======== The data ========

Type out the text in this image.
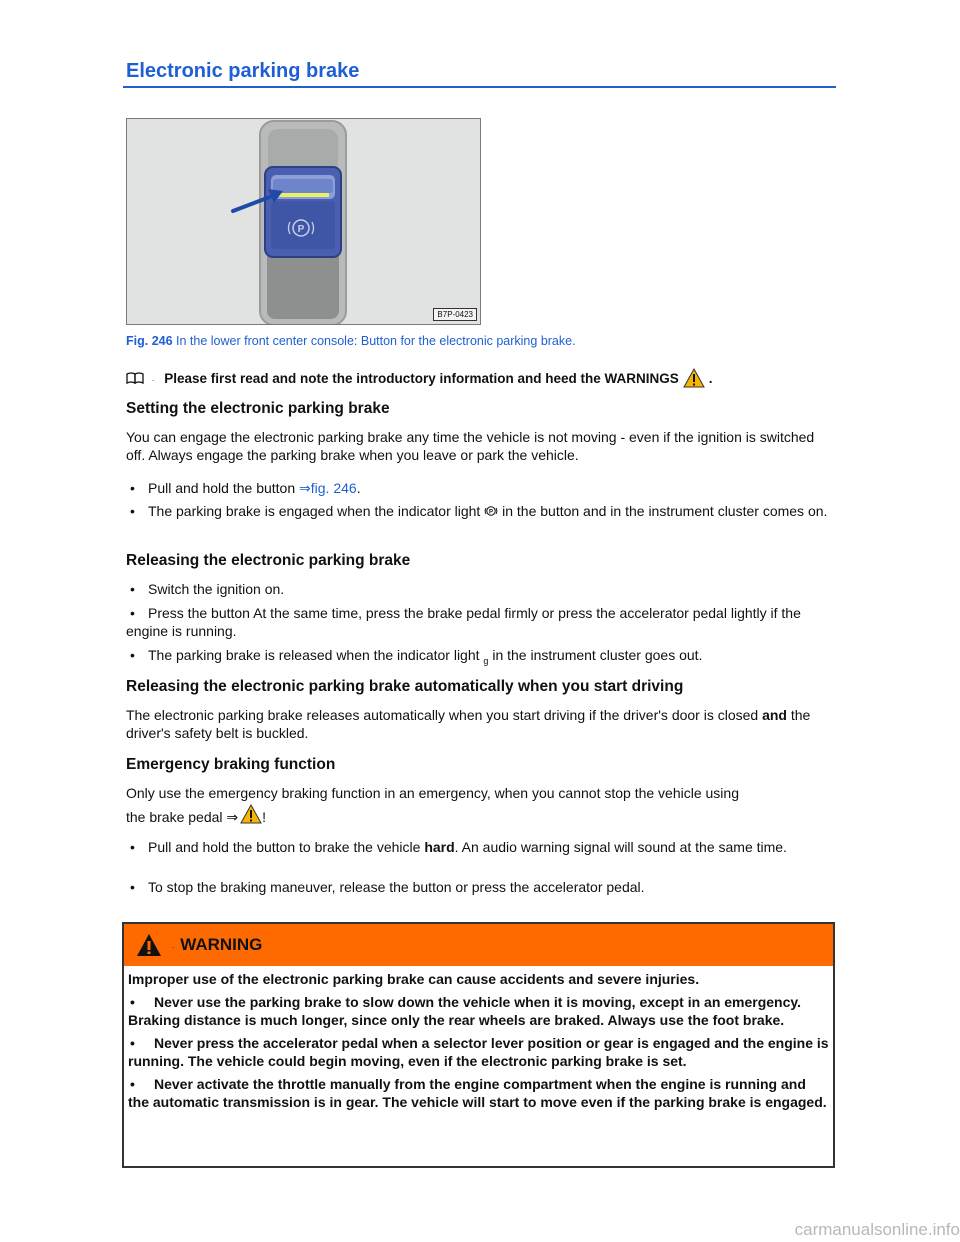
Electronic parking brake
P
B7P-0423
Fig. 246 In the lower front center console: Button for the electronic parking brake.
. Please first read and note the introductory information and heed the WARNINGS .
Setting the electronic parking brake
You can engage the electronic parking brake any time the vehicle is not moving - even if the ignition is switched off. Always engage the parking brake when you leave or park the vehicle.
• Pull and hold the button ⇒fig. 246.
• The parking brake is engaged when the indicator light P in the button and in the instrument cluster comes on.
Releasing the electronic parking brake
• Switch the ignition on.
• Press the button At the same time, press the brake pedal firmly or press the accelerator pedal lightly if the engine is running.
• The parking brake is released when the indicator light $_g$ in the instrument cluster goes out.
Releasing the electronic parking brake automatically when you start driving
The electronic parking brake releases automatically when you start driving if the driver's door is closed and the driver's safety belt is buckled.
Emergency braking function
Only use the emergency braking function in an emergency, when you cannot stop the vehicle using
the brake pedal ⇒ !
• Pull and hold the button to brake the vehicle hard. An audio warning signal will sound at the same time.
• To stop the braking maneuver, release the button or press the accelerator pedal.
. WARNING
Improper use of the electronic parking brake can cause accidents and severe injuries.
• Never use the parking brake to slow down the vehicle when it is moving, except in an emergency. Braking distance is much longer, since only the rear wheels are braked. Always use the foot brake.
• Never press the accelerator pedal when a selector lever position or gear is engaged and the engine is running. The vehicle could begin moving, even if the electronic parking brake is set.
• Never activate the throttle manually from the engine compartment when the engine is running and the automatic transmission is in gear. The vehicle will start to move even if the parking brake is engaged.
carmanualsonline.info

========

Required task:
Write out every entry again word for word, without any of the pictures.

Written answer:
Type out the text in this image.
Electronic parking brake
P
B7P-0423
Fig. 246 In the lower front center console: Button for the electronic parking brake.
. Please first read and note the introductory information and heed the WARNINGS .
Setting the electronic parking brake
You can engage the electronic parking brake any time the vehicle is not moving - even if the ignition is switched off. Always engage the parking brake when you leave or park the vehicle.
• Pull and hold the button ⇒fig. 246.
• The parking brake is engaged when the indicator light P in the button and in the instrument cluster comes on.
Releasing the electronic parking brake
• Switch the ignition on.
• Press the button At the same time, press the brake pedal firmly or press the accelerator pedal lightly if the engine is running.
• The parking brake is released when the indicator light $_g$ in the instrument cluster goes out.
Releasing the electronic parking brake automatically when you start driving
The electronic parking brake releases automatically when you start driving if the driver's door is closed and the driver's safety belt is buckled.
Emergency braking function
Only use the emergency braking function in an emergency, when you cannot stop the vehicle using
the brake pedal ⇒ !
• Pull and hold the button to brake the vehicle hard. An audio warning signal will sound at the same time.
• To stop the braking maneuver, release the button or press the accelerator pedal.
. WARNING
Improper use of the electronic parking brake can cause accidents and severe injuries.
• Never use the parking brake to slow down the vehicle when it is moving, except in an emergency. Braking distance is much longer, since only the rear wheels are braked. Always use the foot brake.
• Never press the accelerator pedal when a selector lever position or gear is engaged and the engine is running. The vehicle could begin moving, even if the electronic parking brake is set.
• Never activate the throttle manually from the engine compartment when the engine is running and the automatic transmission is in gear. The vehicle will start to move even if the parking brake is engaged.
carmanualsonline.info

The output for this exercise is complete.